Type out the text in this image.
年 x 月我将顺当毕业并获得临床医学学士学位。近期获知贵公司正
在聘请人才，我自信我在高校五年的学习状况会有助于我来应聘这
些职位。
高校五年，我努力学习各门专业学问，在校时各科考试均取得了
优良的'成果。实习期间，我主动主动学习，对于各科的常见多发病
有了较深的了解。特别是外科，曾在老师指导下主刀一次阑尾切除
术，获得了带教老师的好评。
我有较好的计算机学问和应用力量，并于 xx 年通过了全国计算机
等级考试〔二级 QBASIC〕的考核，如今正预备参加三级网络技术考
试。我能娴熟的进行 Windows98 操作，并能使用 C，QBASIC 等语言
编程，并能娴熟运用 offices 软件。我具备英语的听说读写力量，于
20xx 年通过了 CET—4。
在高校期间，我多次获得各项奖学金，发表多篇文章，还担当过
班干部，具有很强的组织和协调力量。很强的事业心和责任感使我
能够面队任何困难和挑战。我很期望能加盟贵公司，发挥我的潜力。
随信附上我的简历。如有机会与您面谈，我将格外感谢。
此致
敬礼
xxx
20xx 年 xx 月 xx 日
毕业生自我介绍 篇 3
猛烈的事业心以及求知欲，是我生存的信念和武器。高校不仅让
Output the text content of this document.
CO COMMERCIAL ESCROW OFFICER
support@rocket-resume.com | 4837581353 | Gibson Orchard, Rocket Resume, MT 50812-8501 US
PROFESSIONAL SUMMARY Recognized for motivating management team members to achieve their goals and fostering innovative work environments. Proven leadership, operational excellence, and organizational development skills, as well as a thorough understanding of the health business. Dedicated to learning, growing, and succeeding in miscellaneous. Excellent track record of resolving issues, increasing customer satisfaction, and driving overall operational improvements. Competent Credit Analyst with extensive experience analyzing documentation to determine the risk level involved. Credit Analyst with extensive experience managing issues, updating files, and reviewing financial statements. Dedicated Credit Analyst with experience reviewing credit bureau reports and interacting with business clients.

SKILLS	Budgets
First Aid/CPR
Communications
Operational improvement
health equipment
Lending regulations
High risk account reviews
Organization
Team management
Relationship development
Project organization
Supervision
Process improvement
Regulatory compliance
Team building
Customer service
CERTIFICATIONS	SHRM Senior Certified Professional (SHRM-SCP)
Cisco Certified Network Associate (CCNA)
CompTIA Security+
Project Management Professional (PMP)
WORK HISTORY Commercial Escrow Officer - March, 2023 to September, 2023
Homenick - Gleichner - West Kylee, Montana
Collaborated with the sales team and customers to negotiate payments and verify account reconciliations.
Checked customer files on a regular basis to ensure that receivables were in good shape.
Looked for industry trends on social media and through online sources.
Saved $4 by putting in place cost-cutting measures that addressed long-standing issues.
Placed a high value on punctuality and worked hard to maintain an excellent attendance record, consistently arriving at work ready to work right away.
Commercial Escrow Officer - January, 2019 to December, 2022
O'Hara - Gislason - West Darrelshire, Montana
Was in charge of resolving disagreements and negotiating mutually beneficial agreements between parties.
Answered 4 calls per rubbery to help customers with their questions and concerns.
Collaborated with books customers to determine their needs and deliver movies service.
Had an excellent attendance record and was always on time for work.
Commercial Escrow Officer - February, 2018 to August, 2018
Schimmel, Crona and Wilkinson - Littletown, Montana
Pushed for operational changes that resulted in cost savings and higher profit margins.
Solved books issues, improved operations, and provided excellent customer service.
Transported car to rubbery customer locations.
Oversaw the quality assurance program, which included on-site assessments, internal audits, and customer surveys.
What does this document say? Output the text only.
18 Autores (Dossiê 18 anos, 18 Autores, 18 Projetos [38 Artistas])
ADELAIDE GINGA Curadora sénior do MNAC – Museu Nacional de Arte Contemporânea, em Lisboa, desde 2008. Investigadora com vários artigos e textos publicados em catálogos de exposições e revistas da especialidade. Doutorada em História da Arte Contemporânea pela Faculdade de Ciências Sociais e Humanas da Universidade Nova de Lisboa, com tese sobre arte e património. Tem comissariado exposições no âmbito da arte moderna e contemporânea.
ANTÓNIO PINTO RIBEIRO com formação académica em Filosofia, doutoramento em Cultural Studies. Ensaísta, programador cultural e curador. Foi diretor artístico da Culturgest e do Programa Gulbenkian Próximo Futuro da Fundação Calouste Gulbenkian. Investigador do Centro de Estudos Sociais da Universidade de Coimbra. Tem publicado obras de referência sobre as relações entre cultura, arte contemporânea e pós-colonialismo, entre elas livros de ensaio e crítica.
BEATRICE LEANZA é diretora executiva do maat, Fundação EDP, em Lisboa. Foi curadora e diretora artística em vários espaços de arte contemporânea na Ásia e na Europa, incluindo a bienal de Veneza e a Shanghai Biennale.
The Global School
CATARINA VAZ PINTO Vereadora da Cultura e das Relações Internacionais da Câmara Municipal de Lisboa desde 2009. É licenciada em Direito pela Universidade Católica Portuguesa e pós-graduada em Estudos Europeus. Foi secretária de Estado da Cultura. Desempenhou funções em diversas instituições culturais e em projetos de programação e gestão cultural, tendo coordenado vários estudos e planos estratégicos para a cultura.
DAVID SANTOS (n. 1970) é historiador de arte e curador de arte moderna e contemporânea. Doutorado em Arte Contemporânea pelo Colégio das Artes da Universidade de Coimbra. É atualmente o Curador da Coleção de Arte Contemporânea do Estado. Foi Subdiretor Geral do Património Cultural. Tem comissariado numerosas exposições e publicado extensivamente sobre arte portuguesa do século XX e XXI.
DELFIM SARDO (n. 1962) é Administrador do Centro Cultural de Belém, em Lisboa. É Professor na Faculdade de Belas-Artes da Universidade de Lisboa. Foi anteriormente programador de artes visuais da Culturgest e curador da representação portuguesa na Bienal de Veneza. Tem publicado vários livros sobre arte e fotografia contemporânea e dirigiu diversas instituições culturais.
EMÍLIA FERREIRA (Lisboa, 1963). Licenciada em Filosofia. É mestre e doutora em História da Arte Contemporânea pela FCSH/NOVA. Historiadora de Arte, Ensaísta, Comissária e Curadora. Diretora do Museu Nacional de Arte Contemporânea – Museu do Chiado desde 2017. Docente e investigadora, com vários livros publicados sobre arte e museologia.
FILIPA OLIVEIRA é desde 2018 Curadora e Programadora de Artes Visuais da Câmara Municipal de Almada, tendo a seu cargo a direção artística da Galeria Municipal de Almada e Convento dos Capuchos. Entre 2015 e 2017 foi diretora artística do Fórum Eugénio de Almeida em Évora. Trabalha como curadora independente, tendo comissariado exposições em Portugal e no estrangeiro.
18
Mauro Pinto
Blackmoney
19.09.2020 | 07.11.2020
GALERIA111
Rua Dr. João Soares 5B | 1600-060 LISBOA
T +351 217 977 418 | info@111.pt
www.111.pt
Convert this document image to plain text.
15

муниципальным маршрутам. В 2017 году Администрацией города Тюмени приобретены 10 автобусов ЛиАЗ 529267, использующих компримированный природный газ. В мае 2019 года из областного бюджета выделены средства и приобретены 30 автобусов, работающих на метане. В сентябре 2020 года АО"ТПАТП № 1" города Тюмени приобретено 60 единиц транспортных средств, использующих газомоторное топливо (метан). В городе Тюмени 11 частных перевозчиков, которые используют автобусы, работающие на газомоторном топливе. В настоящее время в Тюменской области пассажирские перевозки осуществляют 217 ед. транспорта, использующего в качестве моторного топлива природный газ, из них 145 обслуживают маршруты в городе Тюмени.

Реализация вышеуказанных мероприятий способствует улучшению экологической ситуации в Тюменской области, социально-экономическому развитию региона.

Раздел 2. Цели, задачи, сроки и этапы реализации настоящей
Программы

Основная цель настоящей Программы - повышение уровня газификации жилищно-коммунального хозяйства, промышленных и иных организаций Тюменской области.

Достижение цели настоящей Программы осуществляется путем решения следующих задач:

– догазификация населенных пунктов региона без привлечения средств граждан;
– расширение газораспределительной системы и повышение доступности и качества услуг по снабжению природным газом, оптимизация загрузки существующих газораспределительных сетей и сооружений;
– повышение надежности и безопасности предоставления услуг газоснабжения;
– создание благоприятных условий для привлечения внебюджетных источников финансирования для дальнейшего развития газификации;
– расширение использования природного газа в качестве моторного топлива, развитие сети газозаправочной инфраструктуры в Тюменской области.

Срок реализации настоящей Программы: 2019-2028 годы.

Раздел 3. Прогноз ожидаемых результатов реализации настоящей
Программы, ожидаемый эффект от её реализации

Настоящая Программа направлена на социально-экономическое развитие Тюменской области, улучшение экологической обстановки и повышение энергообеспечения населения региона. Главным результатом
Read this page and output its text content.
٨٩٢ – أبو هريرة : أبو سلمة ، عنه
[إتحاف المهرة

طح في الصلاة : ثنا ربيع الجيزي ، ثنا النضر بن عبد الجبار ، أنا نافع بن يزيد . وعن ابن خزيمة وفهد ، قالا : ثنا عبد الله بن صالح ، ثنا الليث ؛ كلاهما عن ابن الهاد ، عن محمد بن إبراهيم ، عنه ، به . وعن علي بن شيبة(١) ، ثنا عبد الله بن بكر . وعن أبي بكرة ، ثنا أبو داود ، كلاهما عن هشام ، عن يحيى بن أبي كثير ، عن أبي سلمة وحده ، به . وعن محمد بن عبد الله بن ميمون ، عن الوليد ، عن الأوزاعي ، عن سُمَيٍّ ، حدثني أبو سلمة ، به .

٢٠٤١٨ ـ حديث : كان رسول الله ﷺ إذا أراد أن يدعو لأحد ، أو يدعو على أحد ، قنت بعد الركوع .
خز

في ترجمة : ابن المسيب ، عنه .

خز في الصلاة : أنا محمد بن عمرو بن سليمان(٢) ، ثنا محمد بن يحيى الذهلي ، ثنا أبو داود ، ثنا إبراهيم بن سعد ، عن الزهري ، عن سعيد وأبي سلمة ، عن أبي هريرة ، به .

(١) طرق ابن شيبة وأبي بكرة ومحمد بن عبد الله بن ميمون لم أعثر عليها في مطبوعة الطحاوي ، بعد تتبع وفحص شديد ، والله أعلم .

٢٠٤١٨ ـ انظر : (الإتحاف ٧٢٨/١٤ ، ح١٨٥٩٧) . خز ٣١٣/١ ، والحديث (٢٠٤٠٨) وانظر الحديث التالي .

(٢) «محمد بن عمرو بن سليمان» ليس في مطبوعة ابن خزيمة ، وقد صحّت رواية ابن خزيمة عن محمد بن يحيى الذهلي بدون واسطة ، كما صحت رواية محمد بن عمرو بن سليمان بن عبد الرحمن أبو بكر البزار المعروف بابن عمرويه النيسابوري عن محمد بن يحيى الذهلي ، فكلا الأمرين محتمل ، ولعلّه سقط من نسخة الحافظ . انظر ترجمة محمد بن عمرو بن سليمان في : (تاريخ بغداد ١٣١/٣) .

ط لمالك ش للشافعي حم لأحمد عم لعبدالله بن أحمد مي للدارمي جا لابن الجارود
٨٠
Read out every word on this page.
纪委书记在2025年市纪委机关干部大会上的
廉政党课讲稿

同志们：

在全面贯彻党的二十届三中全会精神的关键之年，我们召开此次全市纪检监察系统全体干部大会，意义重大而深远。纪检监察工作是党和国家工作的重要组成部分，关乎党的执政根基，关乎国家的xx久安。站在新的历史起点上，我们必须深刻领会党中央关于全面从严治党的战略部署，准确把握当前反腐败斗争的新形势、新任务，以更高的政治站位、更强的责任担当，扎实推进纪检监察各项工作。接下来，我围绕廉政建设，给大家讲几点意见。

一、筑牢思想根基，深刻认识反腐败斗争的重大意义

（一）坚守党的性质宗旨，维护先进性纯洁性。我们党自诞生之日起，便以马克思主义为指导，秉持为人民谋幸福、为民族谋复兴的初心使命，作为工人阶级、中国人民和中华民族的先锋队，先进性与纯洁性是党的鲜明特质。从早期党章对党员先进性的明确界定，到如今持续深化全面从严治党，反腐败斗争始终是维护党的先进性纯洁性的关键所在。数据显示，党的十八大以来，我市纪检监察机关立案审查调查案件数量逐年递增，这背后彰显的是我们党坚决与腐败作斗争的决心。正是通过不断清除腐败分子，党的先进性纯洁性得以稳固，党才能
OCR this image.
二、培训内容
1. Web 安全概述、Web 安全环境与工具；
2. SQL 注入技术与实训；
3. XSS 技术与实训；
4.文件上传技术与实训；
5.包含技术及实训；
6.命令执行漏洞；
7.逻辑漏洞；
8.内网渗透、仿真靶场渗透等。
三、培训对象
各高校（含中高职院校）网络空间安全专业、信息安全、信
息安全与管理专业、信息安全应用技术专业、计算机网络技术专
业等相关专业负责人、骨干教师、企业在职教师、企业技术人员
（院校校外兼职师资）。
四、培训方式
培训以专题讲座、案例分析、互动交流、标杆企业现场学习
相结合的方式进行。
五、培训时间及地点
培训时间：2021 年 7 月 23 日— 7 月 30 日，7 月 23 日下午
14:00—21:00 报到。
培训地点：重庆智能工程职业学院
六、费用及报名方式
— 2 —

=-=-=

> To do: Emit verbatim the lines running from the one with "OCR this image." through the last line of the data, both endpoints inclusive.

> Completed task:
OCR this image.
二、培训内容
1. Web 安全概述、Web 安全环境与工具；
2. SQL 注入技术与实训；
3. XSS 技术与实训；
4.文件上传技术与实训；
5.包含技术及实训；
6.命令执行漏洞；
7.逻辑漏洞；
8.内网渗透、仿真靶场渗透等。
三、培训对象
各高校（含中高职院校）网络空间安全专业、信息安全、信
息安全与管理专业、信息安全应用技术专业、计算机网络技术专
业等相关专业负责人、骨干教师、企业在职教师、企业技术人员
（院校校外兼职师资）。
四、培训方式
培训以专题讲座、案例分析、互动交流、标杆企业现场学习
相结合的方式进行。
五、培训时间及地点
培训时间：2021 年 7 月 23 日— 7 月 30 日，7 月 23 日下午
14:00—21:00 报到。
培训地点：重庆智能工程职业学院
六、费用及报名方式
— 2 —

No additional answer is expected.